* **Given task 1**
From the Faro Airport transfer thread, quote the passage from "I used this" to "(16 Apr 2009)".
* **Given task 2**
In the Faro Airport transfer thread, what does the poster Concert say a return shuttle transfer normally costs for four people?

* **Reading text**
# Faro Airport transfer experience/recommendations?



## landmarkjohn (15 Apr 2009)

Hi, I am looking for recommendations regarding transfers. I am on the Friday 06:30 Ryanair from Shannon returning 09:30 from Faro a week later. We are staying in Albufira, especially wondering about reliability of shuttles to get me picked up at 05:30 for 07:00 at airport on return leg. Anyone had experience or recommendations? Thanks


----------



## twofor1 (15 Apr 2009)

I used this service last year from Faro Airport to Albuferia. No problems with them and very reasonably priced.

http://www.shuttledirect.com/en/php/airport_shuttle_direct.php


----------



## Concert (16 Apr 2009)

We holiday there all the time. Google faro airport and you will get a list of companies that do shuttle transfer, normally costs us about 60 euro return for four of us which i consider excellent value.

* **Recorded data**

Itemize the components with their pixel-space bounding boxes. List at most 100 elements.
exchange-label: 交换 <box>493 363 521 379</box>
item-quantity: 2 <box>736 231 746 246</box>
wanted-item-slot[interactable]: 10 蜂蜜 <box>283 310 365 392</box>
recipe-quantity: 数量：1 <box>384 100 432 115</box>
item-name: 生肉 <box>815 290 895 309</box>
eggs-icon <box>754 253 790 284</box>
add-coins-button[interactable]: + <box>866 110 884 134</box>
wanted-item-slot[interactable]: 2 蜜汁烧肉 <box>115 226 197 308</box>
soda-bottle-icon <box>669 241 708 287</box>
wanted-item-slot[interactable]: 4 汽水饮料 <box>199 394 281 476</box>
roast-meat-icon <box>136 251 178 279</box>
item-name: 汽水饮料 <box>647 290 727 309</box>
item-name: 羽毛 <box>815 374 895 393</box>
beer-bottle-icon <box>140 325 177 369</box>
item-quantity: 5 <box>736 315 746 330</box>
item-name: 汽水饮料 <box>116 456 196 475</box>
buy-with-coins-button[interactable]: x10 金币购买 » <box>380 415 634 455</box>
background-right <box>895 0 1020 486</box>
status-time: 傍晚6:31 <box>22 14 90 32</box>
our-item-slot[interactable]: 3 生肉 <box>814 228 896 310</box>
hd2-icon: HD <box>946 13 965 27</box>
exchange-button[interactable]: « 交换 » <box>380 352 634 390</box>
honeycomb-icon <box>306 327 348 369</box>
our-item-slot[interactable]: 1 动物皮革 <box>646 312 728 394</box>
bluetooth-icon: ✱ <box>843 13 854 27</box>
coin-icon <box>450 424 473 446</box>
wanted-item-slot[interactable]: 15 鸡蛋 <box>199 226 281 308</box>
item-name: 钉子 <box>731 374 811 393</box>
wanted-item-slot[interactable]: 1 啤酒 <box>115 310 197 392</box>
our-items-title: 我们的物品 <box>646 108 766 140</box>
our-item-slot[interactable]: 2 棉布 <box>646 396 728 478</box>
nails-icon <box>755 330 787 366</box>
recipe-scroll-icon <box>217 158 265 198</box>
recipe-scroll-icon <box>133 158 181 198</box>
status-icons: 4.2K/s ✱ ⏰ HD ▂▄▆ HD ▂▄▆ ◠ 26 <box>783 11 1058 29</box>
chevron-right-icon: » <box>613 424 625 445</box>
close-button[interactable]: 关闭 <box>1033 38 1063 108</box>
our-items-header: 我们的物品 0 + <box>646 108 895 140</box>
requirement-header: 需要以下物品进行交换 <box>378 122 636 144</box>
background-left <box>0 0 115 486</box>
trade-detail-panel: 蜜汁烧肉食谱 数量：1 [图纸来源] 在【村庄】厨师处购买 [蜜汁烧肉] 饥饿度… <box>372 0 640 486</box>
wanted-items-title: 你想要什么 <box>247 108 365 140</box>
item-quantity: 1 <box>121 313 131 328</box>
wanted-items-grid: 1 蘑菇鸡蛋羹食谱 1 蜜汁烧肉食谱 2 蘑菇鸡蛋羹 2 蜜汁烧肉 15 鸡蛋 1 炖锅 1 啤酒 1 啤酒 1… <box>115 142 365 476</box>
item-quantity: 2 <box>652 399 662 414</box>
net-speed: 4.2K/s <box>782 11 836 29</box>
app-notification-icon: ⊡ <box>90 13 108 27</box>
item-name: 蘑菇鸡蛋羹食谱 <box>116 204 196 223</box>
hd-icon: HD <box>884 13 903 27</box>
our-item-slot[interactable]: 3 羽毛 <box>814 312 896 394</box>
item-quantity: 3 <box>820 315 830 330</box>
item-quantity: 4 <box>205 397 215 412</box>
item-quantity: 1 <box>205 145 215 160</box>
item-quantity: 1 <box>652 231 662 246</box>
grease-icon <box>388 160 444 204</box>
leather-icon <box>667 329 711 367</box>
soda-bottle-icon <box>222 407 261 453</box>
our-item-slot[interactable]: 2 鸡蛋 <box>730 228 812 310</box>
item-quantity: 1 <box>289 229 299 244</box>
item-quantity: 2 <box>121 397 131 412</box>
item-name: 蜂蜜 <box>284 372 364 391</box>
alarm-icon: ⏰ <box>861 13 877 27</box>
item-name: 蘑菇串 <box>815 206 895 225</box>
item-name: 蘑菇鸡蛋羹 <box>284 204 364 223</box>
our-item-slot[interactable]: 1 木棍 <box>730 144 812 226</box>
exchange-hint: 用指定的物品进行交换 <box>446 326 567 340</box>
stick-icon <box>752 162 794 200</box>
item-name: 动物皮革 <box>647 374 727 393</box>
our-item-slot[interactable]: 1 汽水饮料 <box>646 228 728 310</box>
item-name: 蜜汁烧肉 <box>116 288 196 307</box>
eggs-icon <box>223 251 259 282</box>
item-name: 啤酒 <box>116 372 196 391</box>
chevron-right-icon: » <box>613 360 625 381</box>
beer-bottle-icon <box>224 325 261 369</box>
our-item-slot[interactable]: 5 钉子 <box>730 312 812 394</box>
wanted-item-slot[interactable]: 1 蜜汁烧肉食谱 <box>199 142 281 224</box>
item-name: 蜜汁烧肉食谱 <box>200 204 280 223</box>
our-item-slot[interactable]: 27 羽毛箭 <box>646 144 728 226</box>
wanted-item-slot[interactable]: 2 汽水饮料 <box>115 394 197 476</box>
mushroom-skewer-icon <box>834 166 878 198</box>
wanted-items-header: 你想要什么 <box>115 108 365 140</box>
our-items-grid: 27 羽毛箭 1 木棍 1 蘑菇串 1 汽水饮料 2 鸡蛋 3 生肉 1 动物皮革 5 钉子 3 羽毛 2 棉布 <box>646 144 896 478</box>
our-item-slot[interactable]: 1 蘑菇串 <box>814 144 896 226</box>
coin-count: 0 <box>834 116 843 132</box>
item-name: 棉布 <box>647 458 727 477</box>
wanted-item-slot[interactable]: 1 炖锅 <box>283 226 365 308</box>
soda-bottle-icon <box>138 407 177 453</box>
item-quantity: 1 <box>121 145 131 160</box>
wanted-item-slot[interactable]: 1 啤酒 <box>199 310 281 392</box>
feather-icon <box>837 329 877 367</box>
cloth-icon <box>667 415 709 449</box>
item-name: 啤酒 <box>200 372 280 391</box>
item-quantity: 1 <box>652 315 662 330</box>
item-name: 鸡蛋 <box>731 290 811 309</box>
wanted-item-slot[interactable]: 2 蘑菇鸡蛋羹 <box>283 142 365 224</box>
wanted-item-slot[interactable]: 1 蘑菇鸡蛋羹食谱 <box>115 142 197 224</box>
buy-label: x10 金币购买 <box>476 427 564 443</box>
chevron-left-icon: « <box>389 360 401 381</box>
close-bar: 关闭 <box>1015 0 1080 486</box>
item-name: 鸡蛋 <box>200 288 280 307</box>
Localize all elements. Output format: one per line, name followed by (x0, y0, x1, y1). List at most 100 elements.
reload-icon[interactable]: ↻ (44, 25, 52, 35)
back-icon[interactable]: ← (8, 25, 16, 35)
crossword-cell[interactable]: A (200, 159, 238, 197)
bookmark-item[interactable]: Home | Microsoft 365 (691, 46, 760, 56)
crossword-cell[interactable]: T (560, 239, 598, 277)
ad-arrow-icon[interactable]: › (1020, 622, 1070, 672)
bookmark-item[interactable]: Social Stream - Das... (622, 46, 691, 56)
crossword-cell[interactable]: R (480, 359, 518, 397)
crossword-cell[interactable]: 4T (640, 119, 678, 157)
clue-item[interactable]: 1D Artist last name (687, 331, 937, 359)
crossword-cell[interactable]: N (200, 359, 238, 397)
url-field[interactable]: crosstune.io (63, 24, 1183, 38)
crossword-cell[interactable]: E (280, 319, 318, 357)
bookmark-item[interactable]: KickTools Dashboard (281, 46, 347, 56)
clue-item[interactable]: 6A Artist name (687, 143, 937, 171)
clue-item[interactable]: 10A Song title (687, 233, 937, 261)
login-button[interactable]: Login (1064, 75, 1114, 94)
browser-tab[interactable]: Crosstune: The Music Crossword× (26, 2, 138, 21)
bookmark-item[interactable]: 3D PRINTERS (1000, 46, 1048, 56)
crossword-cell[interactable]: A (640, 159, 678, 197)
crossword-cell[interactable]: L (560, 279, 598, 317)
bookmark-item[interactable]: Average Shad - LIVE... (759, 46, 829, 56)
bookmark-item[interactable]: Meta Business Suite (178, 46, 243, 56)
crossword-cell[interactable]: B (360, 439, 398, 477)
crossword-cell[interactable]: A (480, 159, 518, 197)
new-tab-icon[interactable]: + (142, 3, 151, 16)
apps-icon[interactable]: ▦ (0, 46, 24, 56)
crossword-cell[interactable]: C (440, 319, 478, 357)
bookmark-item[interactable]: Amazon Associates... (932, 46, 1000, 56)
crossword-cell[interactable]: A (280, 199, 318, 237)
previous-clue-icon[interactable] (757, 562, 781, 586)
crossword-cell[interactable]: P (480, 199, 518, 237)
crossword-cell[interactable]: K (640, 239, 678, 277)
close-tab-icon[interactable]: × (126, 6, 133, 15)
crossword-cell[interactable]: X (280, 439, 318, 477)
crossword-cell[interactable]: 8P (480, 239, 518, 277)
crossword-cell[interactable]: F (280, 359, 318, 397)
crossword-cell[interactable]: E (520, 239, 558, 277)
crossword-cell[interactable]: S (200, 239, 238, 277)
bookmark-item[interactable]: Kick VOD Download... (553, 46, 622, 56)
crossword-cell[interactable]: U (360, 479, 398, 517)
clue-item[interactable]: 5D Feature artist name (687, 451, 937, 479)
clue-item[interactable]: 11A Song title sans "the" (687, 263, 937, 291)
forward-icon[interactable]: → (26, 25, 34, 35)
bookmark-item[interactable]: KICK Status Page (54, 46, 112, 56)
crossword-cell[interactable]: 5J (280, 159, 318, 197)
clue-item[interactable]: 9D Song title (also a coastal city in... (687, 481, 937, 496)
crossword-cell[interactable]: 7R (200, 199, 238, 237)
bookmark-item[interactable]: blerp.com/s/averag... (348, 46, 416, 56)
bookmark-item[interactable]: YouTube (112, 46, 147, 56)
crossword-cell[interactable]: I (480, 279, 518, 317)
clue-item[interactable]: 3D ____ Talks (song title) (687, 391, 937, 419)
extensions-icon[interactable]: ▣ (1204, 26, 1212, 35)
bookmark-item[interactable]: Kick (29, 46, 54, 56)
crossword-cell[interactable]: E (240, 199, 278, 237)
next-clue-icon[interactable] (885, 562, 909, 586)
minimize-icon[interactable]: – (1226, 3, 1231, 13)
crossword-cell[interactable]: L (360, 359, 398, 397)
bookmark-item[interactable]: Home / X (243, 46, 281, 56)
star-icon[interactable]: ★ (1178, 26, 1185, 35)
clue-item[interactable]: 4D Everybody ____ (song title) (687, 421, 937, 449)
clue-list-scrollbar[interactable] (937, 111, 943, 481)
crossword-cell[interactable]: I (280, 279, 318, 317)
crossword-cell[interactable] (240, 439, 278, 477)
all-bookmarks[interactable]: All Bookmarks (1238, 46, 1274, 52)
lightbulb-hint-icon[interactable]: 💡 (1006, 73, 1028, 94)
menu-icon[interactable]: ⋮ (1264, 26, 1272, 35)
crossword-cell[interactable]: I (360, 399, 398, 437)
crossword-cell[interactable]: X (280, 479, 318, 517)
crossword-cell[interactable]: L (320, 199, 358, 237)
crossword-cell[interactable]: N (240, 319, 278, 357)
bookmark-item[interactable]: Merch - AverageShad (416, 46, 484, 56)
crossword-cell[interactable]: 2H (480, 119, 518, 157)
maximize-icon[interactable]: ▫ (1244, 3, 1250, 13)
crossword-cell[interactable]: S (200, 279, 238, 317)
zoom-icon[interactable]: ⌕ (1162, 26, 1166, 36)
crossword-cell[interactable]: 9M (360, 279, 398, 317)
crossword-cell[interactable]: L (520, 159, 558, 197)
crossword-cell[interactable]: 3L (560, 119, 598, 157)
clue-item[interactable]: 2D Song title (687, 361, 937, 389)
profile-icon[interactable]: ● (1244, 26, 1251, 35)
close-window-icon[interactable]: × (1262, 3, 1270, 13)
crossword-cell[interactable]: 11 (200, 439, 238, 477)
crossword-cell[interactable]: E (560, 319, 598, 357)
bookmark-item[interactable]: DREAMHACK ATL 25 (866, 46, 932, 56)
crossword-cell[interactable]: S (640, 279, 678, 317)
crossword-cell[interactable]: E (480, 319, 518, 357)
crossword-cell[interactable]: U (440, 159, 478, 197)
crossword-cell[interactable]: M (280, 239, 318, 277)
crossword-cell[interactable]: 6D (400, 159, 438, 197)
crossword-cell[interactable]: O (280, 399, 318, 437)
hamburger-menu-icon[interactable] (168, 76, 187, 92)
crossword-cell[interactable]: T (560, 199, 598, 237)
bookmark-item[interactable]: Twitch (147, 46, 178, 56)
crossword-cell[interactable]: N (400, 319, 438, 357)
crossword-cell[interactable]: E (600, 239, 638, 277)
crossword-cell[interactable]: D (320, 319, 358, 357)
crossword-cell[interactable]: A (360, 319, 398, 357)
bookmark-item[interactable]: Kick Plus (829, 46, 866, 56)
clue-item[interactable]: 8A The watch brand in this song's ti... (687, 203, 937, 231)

* **Result 1**
I used this service last year from Faro Airport to Albuferia. No problems with them and very reasonably priced.

http://www.shuttledirect.com/en/php/airport_shuttle_direct.php


----------



## Concert (16 Apr 2009)

* **Result 2**
About 60 euro.